═════ RECORDS SUPPLIED

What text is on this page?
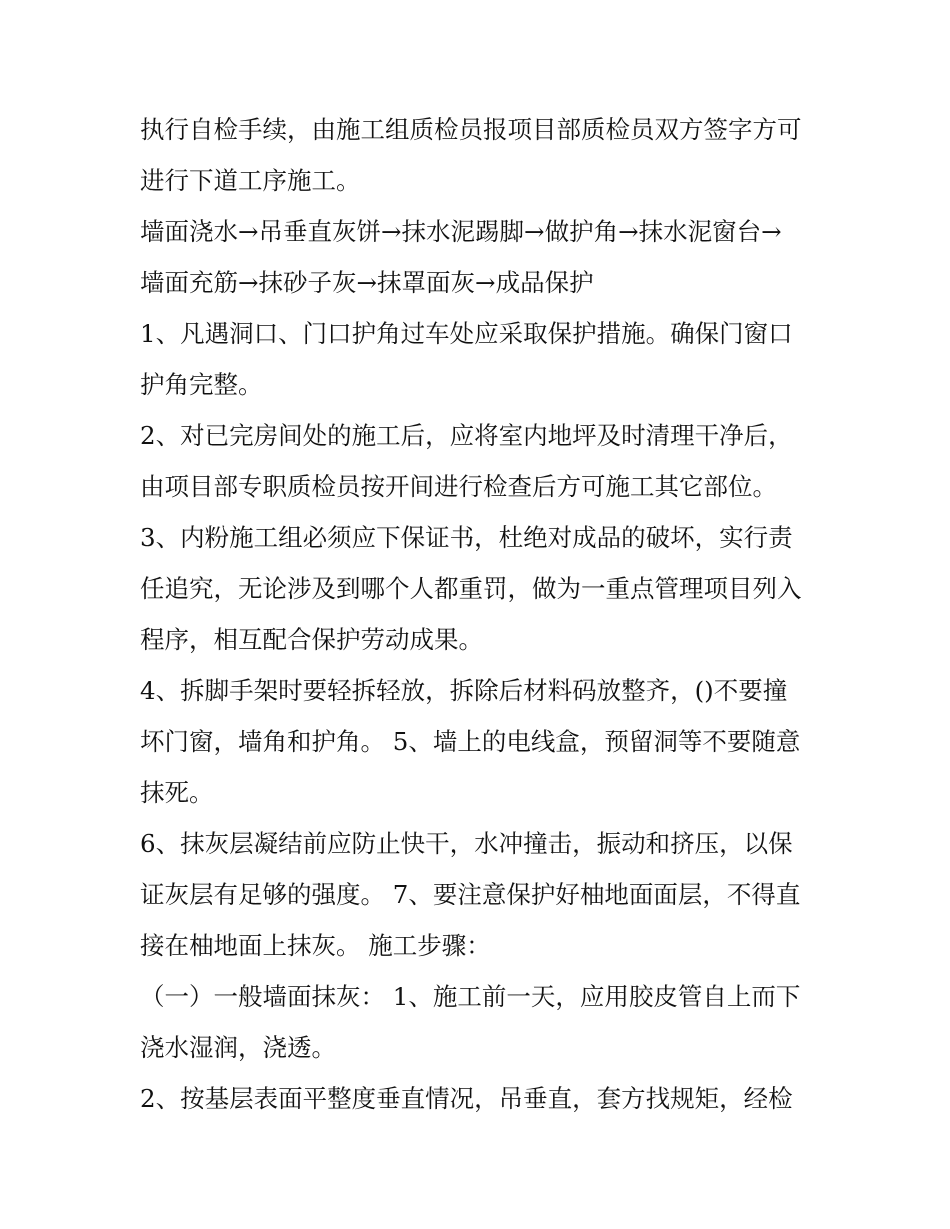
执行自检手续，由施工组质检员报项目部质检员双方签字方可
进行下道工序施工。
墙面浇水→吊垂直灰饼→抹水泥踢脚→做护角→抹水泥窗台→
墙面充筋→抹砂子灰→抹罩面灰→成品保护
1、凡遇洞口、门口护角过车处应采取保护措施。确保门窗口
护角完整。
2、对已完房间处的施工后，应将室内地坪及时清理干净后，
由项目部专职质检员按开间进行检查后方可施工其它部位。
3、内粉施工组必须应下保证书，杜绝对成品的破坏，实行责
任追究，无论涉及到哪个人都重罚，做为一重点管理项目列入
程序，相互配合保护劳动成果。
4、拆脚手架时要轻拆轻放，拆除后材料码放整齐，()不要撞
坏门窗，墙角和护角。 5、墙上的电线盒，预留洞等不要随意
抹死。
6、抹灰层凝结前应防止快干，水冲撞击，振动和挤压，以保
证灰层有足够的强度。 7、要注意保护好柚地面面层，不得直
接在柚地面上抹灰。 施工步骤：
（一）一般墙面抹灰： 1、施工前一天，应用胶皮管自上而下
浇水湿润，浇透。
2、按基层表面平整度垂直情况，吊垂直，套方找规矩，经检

══════════
═════ RECORDS SUPPLIED

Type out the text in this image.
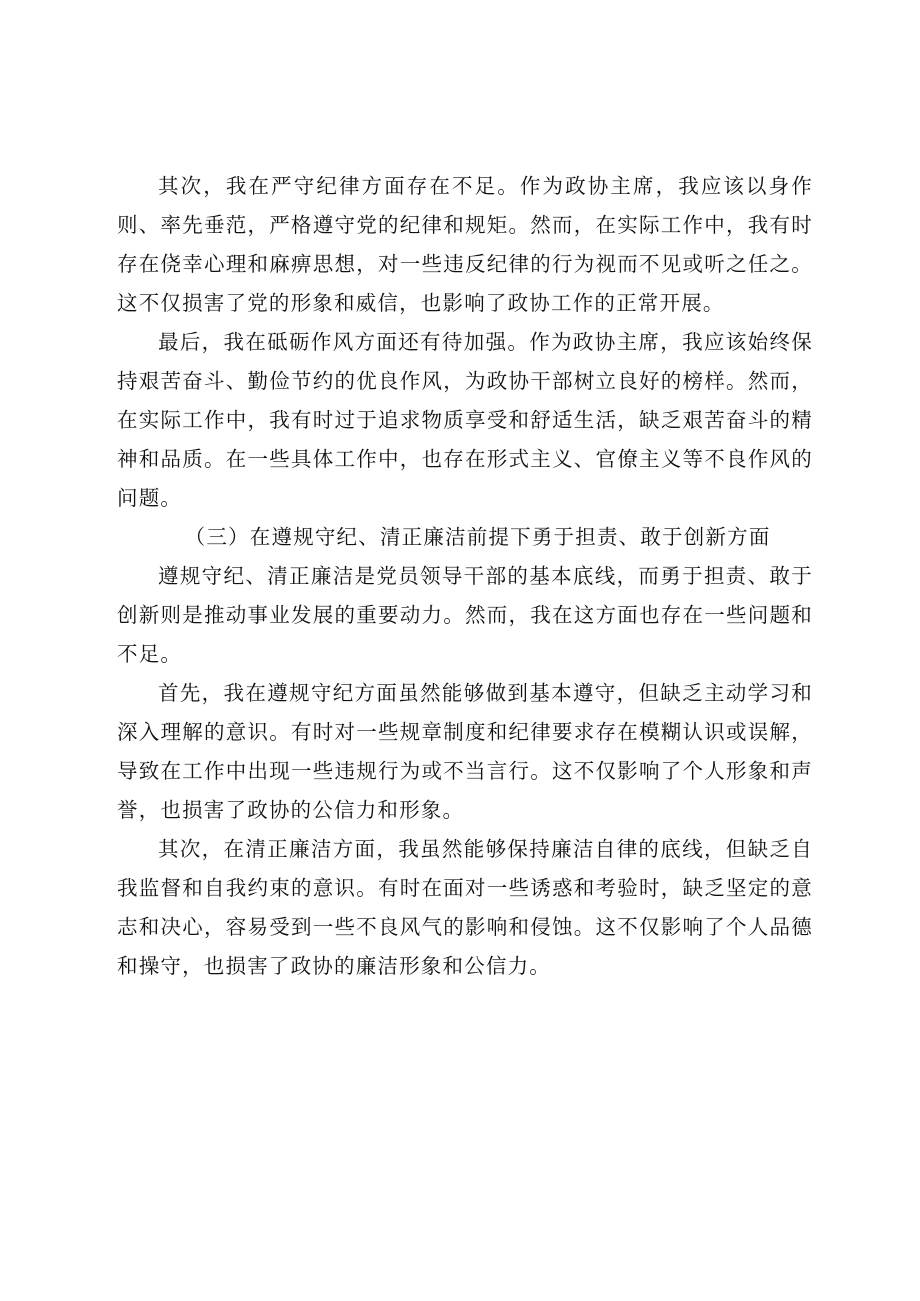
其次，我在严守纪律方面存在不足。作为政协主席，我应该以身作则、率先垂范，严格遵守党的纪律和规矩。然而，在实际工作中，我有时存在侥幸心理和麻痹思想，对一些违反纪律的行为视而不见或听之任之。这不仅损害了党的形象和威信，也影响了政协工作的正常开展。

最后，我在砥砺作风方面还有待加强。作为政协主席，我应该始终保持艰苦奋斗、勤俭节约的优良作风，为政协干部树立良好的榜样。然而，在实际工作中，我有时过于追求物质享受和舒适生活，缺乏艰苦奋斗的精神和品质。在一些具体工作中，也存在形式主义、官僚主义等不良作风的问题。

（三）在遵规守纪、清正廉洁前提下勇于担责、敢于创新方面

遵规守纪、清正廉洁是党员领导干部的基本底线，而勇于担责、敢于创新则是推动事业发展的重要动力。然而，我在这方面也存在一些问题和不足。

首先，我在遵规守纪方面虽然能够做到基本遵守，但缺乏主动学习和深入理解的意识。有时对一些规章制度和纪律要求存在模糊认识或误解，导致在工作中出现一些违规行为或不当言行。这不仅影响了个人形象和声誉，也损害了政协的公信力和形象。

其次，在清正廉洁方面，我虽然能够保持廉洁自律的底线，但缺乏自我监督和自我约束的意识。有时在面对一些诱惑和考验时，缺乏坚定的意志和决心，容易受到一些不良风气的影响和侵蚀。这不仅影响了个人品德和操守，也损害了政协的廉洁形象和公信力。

══════════
═════ RECORDS SUPPLIED

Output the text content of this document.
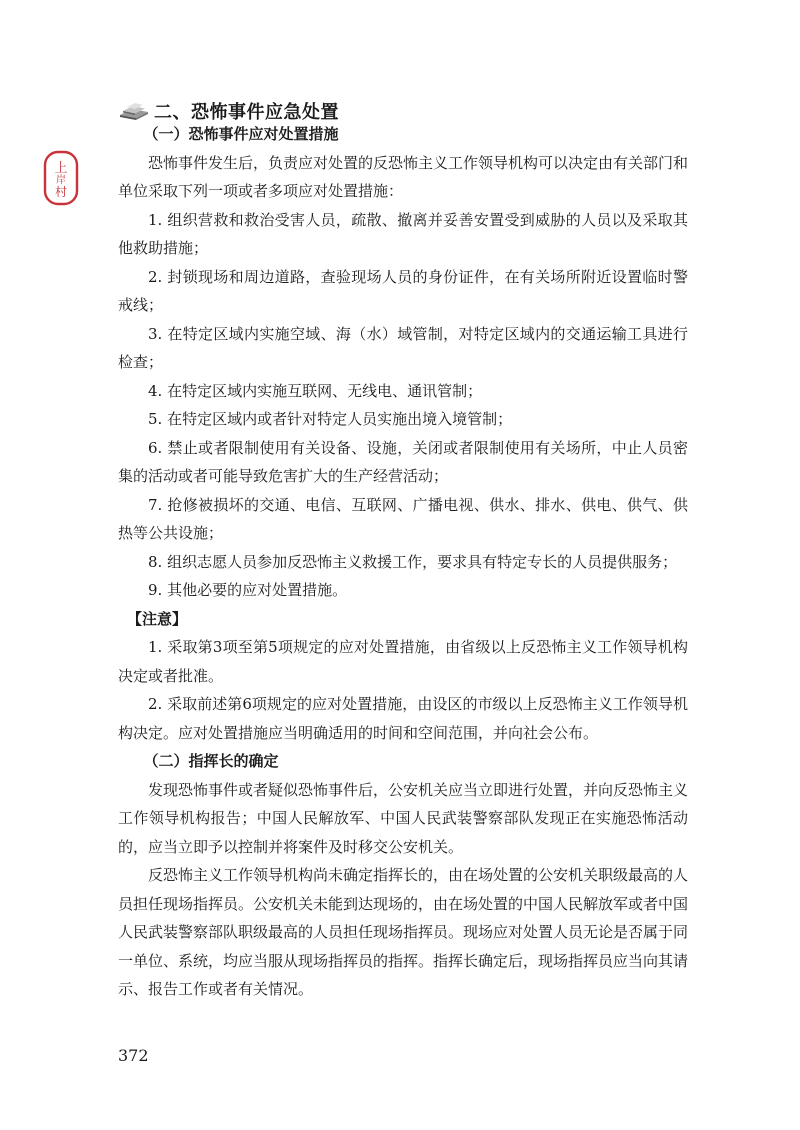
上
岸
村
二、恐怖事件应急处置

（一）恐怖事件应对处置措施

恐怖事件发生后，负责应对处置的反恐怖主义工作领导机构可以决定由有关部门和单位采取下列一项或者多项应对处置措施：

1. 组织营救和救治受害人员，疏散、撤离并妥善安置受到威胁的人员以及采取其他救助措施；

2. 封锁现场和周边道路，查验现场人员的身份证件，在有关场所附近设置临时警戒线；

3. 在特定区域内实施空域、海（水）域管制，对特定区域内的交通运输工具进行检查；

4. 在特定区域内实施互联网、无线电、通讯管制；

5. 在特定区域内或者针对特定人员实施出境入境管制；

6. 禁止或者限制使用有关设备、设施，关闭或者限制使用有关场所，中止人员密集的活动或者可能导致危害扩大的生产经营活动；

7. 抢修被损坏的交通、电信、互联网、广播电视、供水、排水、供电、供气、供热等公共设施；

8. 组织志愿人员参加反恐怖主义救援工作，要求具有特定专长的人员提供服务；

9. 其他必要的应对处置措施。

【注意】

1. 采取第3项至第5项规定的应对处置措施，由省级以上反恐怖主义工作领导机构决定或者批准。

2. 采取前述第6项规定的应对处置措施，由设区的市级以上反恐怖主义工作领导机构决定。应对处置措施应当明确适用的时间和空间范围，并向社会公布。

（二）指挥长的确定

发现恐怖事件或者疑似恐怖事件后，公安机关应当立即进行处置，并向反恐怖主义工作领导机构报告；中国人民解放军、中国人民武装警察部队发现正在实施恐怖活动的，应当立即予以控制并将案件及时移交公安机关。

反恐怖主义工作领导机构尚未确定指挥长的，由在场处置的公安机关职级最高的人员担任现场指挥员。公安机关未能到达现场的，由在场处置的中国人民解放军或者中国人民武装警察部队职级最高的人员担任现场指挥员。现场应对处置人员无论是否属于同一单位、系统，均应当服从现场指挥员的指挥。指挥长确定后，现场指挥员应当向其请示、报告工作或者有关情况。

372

══════════

● WHAT YOU WILL DO: Find the lines with the string "在实际工作中" and reproduce them.

● WRITTEN REPLY:
其次，我在严守纪律方面存在不足。作为政协主席，我应该以身作则、率先垂范，严格遵守党的纪律和规矩。然而，在实际工作中，我有时存在侥幸心理和麻痹思想，对一些违反纪律的行为视而不见或听之任之。这不仅损害了党的形象和威信，也影响了政协工作的正常开展。
最后，我在砥砺作风方面还有待加强。作为政协主席，我应该始终保持艰苦奋斗、勤俭节约的优良作风，为政协干部树立良好的榜样。然而，在实际工作中，我有时过于追求物质享受和舒适生活，缺乏艰苦奋斗的精神和品质。在一些具体工作中，也存在形式主义、官僚主义等不良作风的问题。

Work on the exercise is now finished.